Work to be completed ::
Give the listing below again in full, exactly as written.

Data for this exercise ::
☆ ☆ ☆ ☆ ☆ ☆ ☆
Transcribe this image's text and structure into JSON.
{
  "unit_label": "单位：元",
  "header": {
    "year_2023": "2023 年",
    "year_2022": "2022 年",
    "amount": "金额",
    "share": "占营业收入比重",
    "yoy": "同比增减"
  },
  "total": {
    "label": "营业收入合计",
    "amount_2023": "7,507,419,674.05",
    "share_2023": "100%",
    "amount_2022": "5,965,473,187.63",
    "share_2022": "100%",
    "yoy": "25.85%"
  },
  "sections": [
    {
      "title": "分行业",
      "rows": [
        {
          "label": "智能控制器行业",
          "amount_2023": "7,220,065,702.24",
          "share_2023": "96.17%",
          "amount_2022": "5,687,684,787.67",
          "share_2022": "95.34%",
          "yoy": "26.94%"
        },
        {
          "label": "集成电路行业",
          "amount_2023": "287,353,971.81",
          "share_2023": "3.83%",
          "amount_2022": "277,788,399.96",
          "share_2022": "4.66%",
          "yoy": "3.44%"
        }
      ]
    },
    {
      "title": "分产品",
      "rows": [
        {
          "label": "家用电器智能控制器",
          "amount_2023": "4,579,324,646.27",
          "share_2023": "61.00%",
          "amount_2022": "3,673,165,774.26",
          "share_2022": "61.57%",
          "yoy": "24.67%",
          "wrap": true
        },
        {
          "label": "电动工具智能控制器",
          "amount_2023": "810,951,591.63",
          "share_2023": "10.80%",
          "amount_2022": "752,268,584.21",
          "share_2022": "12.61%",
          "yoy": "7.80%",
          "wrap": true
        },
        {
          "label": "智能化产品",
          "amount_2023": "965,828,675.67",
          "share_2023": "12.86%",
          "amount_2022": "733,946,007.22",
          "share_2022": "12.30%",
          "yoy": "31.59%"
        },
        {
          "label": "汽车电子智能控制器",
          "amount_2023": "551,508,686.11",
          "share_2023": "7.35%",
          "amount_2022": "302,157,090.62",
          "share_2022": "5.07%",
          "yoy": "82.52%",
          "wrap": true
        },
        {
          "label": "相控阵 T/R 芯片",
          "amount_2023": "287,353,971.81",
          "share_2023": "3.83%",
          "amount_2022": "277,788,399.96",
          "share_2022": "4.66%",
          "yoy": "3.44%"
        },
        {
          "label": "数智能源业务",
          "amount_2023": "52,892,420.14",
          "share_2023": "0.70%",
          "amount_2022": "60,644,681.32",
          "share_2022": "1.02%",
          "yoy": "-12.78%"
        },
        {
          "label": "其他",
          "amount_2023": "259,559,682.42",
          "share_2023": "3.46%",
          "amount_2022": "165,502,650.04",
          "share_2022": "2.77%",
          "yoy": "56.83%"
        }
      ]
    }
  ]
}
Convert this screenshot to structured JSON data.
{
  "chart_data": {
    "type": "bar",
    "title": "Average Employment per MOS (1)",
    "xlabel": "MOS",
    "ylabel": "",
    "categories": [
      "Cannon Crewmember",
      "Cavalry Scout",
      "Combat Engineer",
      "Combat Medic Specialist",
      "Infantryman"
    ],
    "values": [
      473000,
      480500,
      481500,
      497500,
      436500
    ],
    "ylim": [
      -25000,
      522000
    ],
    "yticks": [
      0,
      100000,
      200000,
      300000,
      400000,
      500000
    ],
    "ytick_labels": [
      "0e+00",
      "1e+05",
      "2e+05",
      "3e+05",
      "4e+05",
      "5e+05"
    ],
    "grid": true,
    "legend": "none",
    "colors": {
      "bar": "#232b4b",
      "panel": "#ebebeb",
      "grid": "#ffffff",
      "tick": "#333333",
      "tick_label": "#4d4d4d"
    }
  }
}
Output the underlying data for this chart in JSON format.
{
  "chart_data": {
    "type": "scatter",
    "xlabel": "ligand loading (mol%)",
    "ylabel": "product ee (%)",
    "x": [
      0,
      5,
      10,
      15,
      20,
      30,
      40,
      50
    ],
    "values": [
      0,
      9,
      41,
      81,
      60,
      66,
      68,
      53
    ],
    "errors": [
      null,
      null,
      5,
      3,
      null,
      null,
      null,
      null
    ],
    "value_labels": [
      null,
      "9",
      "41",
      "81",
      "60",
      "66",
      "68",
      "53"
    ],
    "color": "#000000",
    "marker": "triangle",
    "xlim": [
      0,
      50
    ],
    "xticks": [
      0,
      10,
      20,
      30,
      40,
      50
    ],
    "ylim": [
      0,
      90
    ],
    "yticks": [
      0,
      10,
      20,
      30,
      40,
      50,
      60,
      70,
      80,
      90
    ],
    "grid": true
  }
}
☆ ☆ ☆ ☆ ☆ ☆ ☆
Result for this task ::
Transcribe this image's text and structure into JSON.
{
  "unit_label": "单位：元",
  "header": {
    "year_2023": "2023 年",
    "year_2022": "2022 年",
    "amount": "金额",
    "share": "占营业收入比重",
    "yoy": "同比增减"
  },
  "total": {
    "label": "营业收入合计",
    "amount_2023": "7,507,419,674.05",
    "share_2023": "100%",
    "amount_2022": "5,965,473,187.63",
    "share_2022": "100%",
    "yoy": "25.85%"
  },
  "sections": [
    {
      "title": "分行业",
      "rows": [
        {
          "label": "智能控制器行业",
          "amount_2023": "7,220,065,702.24",
          "share_2023": "96.17%",
          "amount_2022": "5,687,684,787.67",
          "share_2022": "95.34%",
          "yoy": "26.94%"
        },
        {
          "label": "集成电路行业",
          "amount_2023": "287,353,971.81",
          "share_2023": "3.83%",
          "amount_2022": "277,788,399.96",
          "share_2022": "4.66%",
          "yoy": "3.44%"
        }
      ]
    },
    {
      "title": "分产品",
      "rows": [
        {
          "label": "家用电器智能控制器",
          "amount_2023": "4,579,324,646.27",
          "share_2023": "61.00%",
          "amount_2022": "3,673,165,774.26",
          "share_2022": "61.57%",
          "yoy": "24.67%",
          "wrap": true
        },
        {
          "label": "电动工具智能控制器",
          "amount_2023": "810,951,591.63",
          "share_2023": "10.80%",
          "amount_2022": "752,268,584.21",
          "share_2022": "12.61%",
          "yoy": "7.80%",
          "wrap": true
        },
        {
          "label": "智能化产品",
          "amount_2023": "965,828,675.67",
          "share_2023": "12.86%",
          "amount_2022": "733,946,007.22",
          "share_2022": "12.30%",
          "yoy": "31.59%"
        },
        {
          "label": "汽车电子智能控制器",
          "amount_2023": "551,508,686.11",
          "share_2023": "7.35%",
          "amount_2022": "302,157,090.62",
          "share_2022": "5.07%",
          "yoy": "82.52%",
          "wrap": true
        },
        {
          "label": "相控阵 T/R 芯片",
          "amount_2023": "287,353,971.81",
          "share_2023": "3.83%",
          "amount_2022": "277,788,399.96",
          "share_2022": "4.66%",
          "yoy": "3.44%"
        },
        {
          "label": "数智能源业务",
          "amount_2023": "52,892,420.14",
          "share_2023": "0.70%",
          "amount_2022": "60,644,681.32",
          "share_2022": "1.02%",
          "yoy": "-12.78%"
        },
        {
          "label": "其他",
          "amount_2023": "259,559,682.42",
          "share_2023": "3.46%",
          "amount_2022": "165,502,650.04",
          "share_2022": "2.77%",
          "yoy": "56.83%"
        }
      ]
    }
  ]
}
Convert this screenshot to structured JSON data.
{
  "chart_data": {
    "type": "bar",
    "title": "Average Employment per MOS (1)",
    "xlabel": "MOS",
    "ylabel": "",
    "categories": [
      "Cannon Crewmember",
      "Cavalry Scout",
      "Combat Engineer",
      "Combat Medic Specialist",
      "Infantryman"
    ],
    "values": [
      473000,
      480500,
      481500,
      497500,
      436500
    ],
    "ylim": [
      -25000,
      522000
    ],
    "yticks": [
      0,
      100000,
      200000,
      300000,
      400000,
      500000
    ],
    "ytick_labels": [
      "0e+00",
      "1e+05",
      "2e+05",
      "3e+05",
      "4e+05",
      "5e+05"
    ],
    "grid": true,
    "legend": "none",
    "colors": {
      "bar": "#232b4b",
      "panel": "#ebebeb",
      "grid": "#ffffff",
      "tick": "#333333",
      "tick_label": "#4d4d4d"
    }
  }
}
Output the underlying data for this chart in JSON format.
{
  "chart_data": {
    "type": "scatter",
    "xlabel": "ligand loading (mol%)",
    "ylabel": "product ee (%)",
    "x": [
      0,
      5,
      10,
      15,
      20,
      30,
      40,
      50
    ],
    "values": [
      0,
      9,
      41,
      81,
      60,
      66,
      68,
      53
    ],
    "errors": [
      null,
      null,
      5,
      3,
      null,
      null,
      null,
      null
    ],
    "value_labels": [
      null,
      "9",
      "41",
      "81",
      "60",
      "66",
      "68",
      "53"
    ],
    "color": "#000000",
    "marker": "triangle",
    "xlim": [
      0,
      50
    ],
    "xticks": [
      0,
      10,
      20,
      30,
      40,
      50
    ],
    "ylim": [
      0,
      90
    ],
    "yticks": [
      0,
      10,
      20,
      30,
      40,
      50,
      60,
      70,
      80,
      90
    ],
    "grid": true
  }
}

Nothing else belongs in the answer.